┌──

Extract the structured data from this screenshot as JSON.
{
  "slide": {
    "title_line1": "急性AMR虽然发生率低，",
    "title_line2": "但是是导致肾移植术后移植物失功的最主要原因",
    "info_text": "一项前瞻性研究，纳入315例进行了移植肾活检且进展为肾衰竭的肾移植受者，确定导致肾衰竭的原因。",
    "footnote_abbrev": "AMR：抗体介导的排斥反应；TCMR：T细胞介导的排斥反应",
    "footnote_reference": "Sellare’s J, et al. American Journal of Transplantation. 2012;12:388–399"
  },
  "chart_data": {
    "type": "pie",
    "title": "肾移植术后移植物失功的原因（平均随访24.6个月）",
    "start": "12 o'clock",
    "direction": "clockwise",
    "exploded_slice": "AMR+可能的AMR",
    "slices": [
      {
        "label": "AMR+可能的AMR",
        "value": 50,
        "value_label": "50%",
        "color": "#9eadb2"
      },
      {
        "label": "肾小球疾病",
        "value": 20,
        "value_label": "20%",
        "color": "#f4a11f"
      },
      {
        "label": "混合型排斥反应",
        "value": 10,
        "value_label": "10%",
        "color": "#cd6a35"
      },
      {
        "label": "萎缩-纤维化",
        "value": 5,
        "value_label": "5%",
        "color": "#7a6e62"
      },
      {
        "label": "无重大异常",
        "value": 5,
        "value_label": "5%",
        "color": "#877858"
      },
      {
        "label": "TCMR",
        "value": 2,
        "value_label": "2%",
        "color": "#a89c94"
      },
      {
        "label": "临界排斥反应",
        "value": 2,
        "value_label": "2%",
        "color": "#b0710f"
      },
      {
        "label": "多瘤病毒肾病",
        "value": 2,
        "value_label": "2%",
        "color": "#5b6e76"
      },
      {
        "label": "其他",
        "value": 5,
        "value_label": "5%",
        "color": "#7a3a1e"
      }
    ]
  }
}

└──

▸ **Objective**
Filter out every line that lacks the word "TCMR", and copy the rest.

▸ **Worked solution**
    "footnote_abbrev": "AMR：抗体介导的排斥反应；TCMR：T细胞介导的排斥反应",
        "label": "TCMR",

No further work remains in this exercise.